## Given problem
Your task is to copy every record exactly.

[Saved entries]
============
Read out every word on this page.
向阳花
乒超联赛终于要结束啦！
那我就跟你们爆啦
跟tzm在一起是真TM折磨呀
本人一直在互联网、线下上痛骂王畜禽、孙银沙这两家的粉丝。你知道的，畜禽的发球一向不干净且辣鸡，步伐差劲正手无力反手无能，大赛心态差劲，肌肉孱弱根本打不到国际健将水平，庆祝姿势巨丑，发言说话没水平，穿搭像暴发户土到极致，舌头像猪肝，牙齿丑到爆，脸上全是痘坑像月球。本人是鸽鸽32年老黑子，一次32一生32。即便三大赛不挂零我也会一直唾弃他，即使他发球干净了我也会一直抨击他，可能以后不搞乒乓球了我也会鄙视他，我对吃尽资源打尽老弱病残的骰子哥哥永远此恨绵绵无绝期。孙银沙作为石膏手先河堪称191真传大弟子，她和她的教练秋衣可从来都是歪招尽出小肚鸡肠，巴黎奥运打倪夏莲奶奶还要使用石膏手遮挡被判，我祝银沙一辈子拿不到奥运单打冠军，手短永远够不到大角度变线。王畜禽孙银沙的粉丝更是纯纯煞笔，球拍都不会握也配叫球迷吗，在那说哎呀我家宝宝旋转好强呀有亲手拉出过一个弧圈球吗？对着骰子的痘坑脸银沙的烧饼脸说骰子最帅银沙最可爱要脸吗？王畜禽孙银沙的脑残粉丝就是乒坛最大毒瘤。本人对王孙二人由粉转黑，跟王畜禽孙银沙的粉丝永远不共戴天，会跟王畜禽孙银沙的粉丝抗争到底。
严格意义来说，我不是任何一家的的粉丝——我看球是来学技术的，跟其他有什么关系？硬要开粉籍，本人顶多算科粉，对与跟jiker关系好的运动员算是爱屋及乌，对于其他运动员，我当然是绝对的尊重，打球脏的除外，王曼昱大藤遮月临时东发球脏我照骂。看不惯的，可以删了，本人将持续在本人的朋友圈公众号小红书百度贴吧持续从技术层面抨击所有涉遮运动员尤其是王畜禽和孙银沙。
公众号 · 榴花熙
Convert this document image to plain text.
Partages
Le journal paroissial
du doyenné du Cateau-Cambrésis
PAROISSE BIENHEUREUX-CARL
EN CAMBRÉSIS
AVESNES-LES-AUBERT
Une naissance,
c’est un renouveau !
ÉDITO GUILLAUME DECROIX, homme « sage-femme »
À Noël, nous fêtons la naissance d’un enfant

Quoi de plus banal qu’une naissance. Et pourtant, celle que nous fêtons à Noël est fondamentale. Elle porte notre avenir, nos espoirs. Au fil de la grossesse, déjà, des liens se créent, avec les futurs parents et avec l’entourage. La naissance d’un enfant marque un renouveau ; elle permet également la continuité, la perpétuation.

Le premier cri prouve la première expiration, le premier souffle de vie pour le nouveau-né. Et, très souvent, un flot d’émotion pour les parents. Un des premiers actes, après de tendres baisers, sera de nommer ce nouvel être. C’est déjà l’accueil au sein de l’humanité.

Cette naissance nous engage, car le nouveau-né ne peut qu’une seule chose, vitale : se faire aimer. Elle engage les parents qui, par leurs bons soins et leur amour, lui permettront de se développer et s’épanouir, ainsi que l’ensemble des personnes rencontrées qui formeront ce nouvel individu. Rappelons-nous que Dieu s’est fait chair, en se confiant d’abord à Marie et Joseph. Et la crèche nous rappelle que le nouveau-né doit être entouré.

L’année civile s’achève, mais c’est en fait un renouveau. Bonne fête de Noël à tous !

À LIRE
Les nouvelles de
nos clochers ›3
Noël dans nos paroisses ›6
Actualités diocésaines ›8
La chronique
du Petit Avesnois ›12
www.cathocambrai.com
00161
============
## Exercise output
Read out every word on this page.
向阳花
乒超联赛终于要结束啦！
那我就跟你们爆啦
跟tzm在一起是真TM折磨呀
本人一直在互联网、线下上痛骂王畜禽、孙银沙这两家的粉丝。你知道的，畜禽的发球一向不干净且辣鸡，步伐差劲正手无力反手无能，大赛心态差劲，肌肉孱弱根本打不到国际健将水平，庆祝姿势巨丑，发言说话没水平，穿搭像暴发户土到极致，舌头像猪肝，牙齿丑到爆，脸上全是痘坑像月球。本人是鸽鸽32年老黑子，一次32一生32。即便三大赛不挂零我也会一直唾弃他，即使他发球干净了我也会一直抨击他，可能以后不搞乒乓球了我也会鄙视他，我对吃尽资源打尽老弱病残的骰子哥哥永远此恨绵绵无绝期。孙银沙作为石膏手先河堪称191真传大弟子，她和她的教练秋衣可从来都是歪招尽出小肚鸡肠，巴黎奥运打倪夏莲奶奶还要使用石膏手遮挡被判，我祝银沙一辈子拿不到奥运单打冠军，手短永远够不到大角度变线。王畜禽孙银沙的粉丝更是纯纯煞笔，球拍都不会握也配叫球迷吗，在那说哎呀我家宝宝旋转好强呀有亲手拉出过一个弧圈球吗？对着骰子的痘坑脸银沙的烧饼脸说骰子最帅银沙最可爱要脸吗？王畜禽孙银沙的脑残粉丝就是乒坛最大毒瘤。本人对王孙二人由粉转黑，跟王畜禽孙银沙的粉丝永远不共戴天，会跟王畜禽孙银沙的粉丝抗争到底。
严格意义来说，我不是任何一家的的粉丝——我看球是来学技术的，跟其他有什么关系？硬要开粉籍，本人顶多算科粉，对与跟jiker关系好的运动员算是爱屋及乌，对于其他运动员，我当然是绝对的尊重，打球脏的除外，王曼昱大藤遮月临时东发球脏我照骂。看不惯的，可以删了，本人将持续在本人的朋友圈公众号小红书百度贴吧持续从技术层面抨击所有涉遮运动员尤其是王畜禽和孙银沙。
公众号 · 榴花熙
Convert this document image to plain text.
Partages
Le journal paroissial
du doyenné du Cateau-Cambrésis
PAROISSE BIENHEUREUX-CARL
EN CAMBRÉSIS
AVESNES-LES-AUBERT
Une naissance,
c’est un renouveau !
ÉDITO GUILLAUME DECROIX, homme « sage-femme »
À Noël, nous fêtons la naissance d’un enfant

Quoi de plus banal qu’une naissance. Et pourtant, celle que nous fêtons à Noël est fondamentale. Elle porte notre avenir, nos espoirs. Au fil de la grossesse, déjà, des liens se créent, avec les futurs parents et avec l’entourage. La naissance d’un enfant marque un renouveau ; elle permet également la continuité, la perpétuation.

Le premier cri prouve la première expiration, le premier souffle de vie pour le nouveau-né. Et, très souvent, un flot d’émotion pour les parents. Un des premiers actes, après de tendres baisers, sera de nommer ce nouvel être. C’est déjà l’accueil au sein de l’humanité.

Cette naissance nous engage, car le nouveau-né ne peut qu’une seule chose, vitale : se faire aimer. Elle engage les parents qui, par leurs bons soins et leur amour, lui permettront de se développer et s’épanouir, ainsi que l’ensemble des personnes rencontrées qui formeront ce nouvel individu. Rappelons-nous que Dieu s’est fait chair, en se confiant d’abord à Marie et Joseph. Et la crèche nous rappelle que le nouveau-né doit être entouré.

L’année civile s’achève, mais c’est en fait un renouveau. Bonne fête de Noël à tous !

À LIRE
Les nouvelles de
nos clochers ›3
Noël dans nos paroisses ›6
Actualités diocésaines ›8
La chronique
du Petit Avesnois ›12
www.cathocambrai.com
00161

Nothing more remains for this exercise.